_Provided records_
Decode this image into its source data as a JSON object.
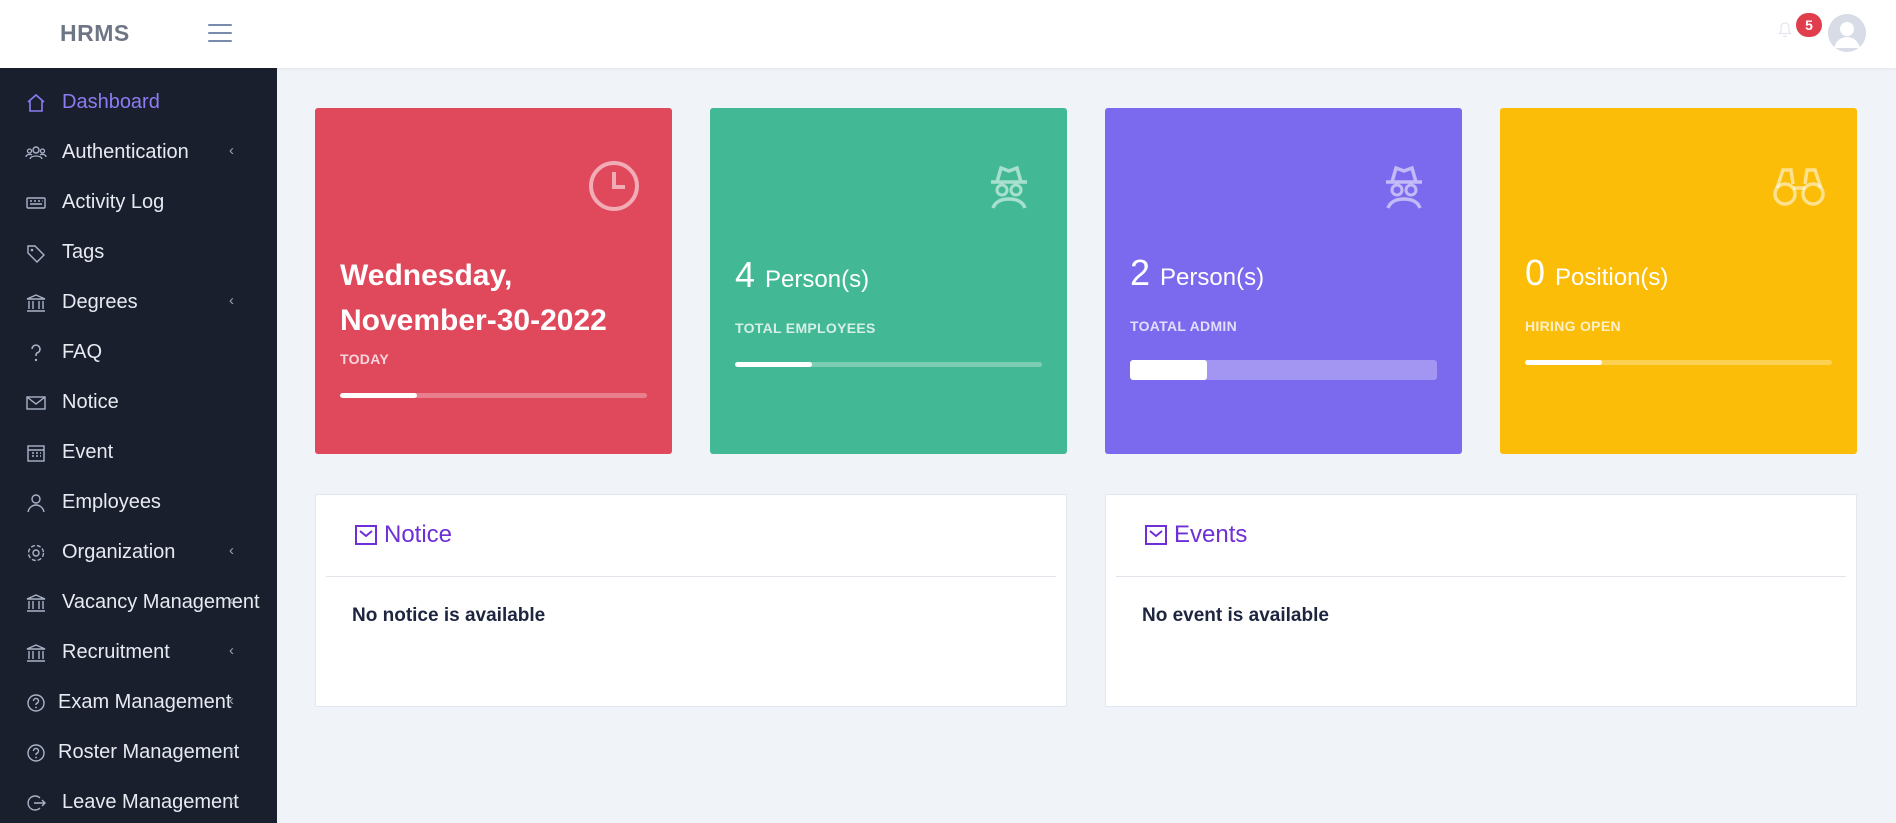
{
  "app": {
    "brand": "HRMS",
    "notification_count": "5"
  },
  "sidebar": {
    "items": [
      {
        "label": "Dashboard",
        "icon": "home-icon",
        "caret": false,
        "active": true
      },
      {
        "label": "Authentication",
        "icon": "users-icon",
        "caret": true
      },
      {
        "label": "Activity Log",
        "icon": "keyboard-icon",
        "caret": false
      },
      {
        "label": "Tags",
        "icon": "tag-icon",
        "caret": false
      },
      {
        "label": "Degrees",
        "icon": "bank-icon",
        "caret": true
      },
      {
        "label": "FAQ",
        "icon": "question-icon",
        "caret": false
      },
      {
        "label": "Notice",
        "icon": "mail-icon",
        "caret": false
      },
      {
        "label": "Event",
        "icon": "calendar-icon",
        "caret": false
      },
      {
        "label": "Employees",
        "icon": "user-icon",
        "caret": false
      },
      {
        "label": "Organization",
        "icon": "gear-icon",
        "caret": true
      },
      {
        "label": "Vacancy Management",
        "icon": "bank-icon",
        "caret": true
      },
      {
        "label": "Recruitment",
        "icon": "bank-icon",
        "caret": true
      },
      {
        "label": "Exam Management",
        "icon": "question-circle-icon",
        "caret": true
      },
      {
        "label": "Roster Management",
        "icon": "question-circle-icon",
        "caret": true
      },
      {
        "label": "Leave Management",
        "icon": "logout-icon",
        "caret": true
      }
    ]
  },
  "cards": {
    "today": {
      "title": "Wednesday, November-30-2022",
      "label": "TODAY",
      "progress": 0.25,
      "color": "#e0485c"
    },
    "employees": {
      "count": "4",
      "unit": "Person(s)",
      "label": "TOTAL EMPLOYEES",
      "progress": 0.25,
      "color": "#42b994"
    },
    "admin": {
      "count": "2",
      "unit": "Person(s)",
      "label": "TOATAL ADMIN",
      "progress": 0.25,
      "color": "#7b69ee"
    },
    "hiring": {
      "count": "0",
      "unit": "Position(s)",
      "label": "HIRING OPEN",
      "progress": 0.25,
      "color": "#fbbd08"
    }
  },
  "panels": {
    "notice": {
      "title": "Notice",
      "empty_text": "No notice is available"
    },
    "events": {
      "title": "Events",
      "empty_text": "No event is available"
    }
  },
  "colors": {
    "sidebar_bg": "#1a1f2e",
    "accent": "#8c7cf2",
    "panel_title": "#6f2fd6"
  }
}
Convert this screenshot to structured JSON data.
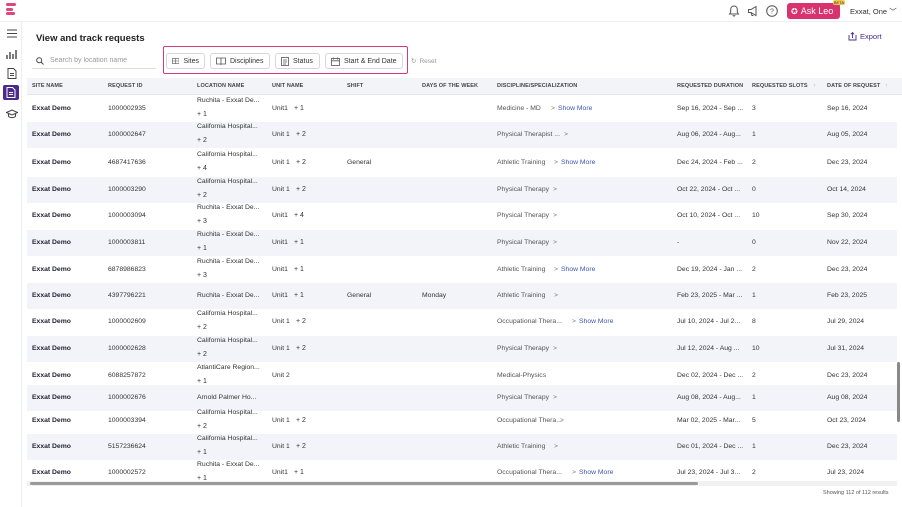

_What to work on_
Omit all pictures while transcribing the entries verbatim.

_Exercise output_
Decode this image into its source data as a JSON object.
{
  "app": {
    "brand": "HRMS",
    "notification_count": "5"
  },
  "sidebar": {
    "items": [
      {
        "label": "Dashboard",
        "icon": "home-icon",
        "caret": false,
        "active": true
      },
      {
        "label": "Authentication",
        "icon": "users-icon",
        "caret": true
      },
      {
        "label": "Activity Log",
        "icon": "keyboard-icon",
        "caret": false
      },
      {
        "label": "Tags",
        "icon": "tag-icon",
        "caret": false
      },
      {
        "label": "Degrees",
        "icon": "bank-icon",
        "caret": true
      },
      {
        "label": "FAQ",
        "icon": "question-icon",
        "caret": false
      },
      {
        "label": "Notice",
        "icon": "mail-icon",
        "caret": false
      },
      {
        "label": "Event",
        "icon": "calendar-icon",
        "caret": false
      },
      {
        "label": "Employees",
        "icon": "user-icon",
        "caret": false
      },
      {
        "label": "Organization",
        "icon": "gear-icon",
        "caret": true
      },
      {
        "label": "Vacancy Management",
        "icon": "bank-icon",
        "caret": true
      },
      {
        "label": "Recruitment",
        "icon": "bank-icon",
        "caret": true
      },
      {
        "label": "Exam Management",
        "icon": "question-circle-icon",
        "caret": true
      },
      {
        "label": "Roster Management",
        "icon": "question-circle-icon",
        "caret": true
      },
      {
        "label": "Leave Management",
        "icon": "logout-icon",
        "caret": true
      }
    ]
  },
  "cards": {
    "today": {
      "title": "Wednesday, November-30-2022",
      "label": "TODAY",
      "progress": 0.25,
      "color": "#e0485c"
    },
    "employees": {
      "count": "4",
      "unit": "Person(s)",
      "label": "TOTAL EMPLOYEES",
      "progress": 0.25,
      "color": "#42b994"
    },
    "admin": {
      "count": "2",
      "unit": "Person(s)",
      "label": "TOATAL ADMIN",
      "progress": 0.25,
      "color": "#7b69ee"
    },
    "hiring": {
      "count": "0",
      "unit": "Position(s)",
      "label": "HIRING OPEN",
      "progress": 0.25,
      "color": "#fbbd08"
    }
  },
  "panels": {
    "notice": {
      "title": "Notice",
      "empty_text": "No notice is available"
    },
    "events": {
      "title": "Events",
      "empty_text": "No event is available"
    }
  },
  "colors": {
    "sidebar_bg": "#1a1f2e",
    "accent": "#8c7cf2",
    "panel_title": "#6f2fd6"
  }
}
Convert this screenshot to structured JSON data.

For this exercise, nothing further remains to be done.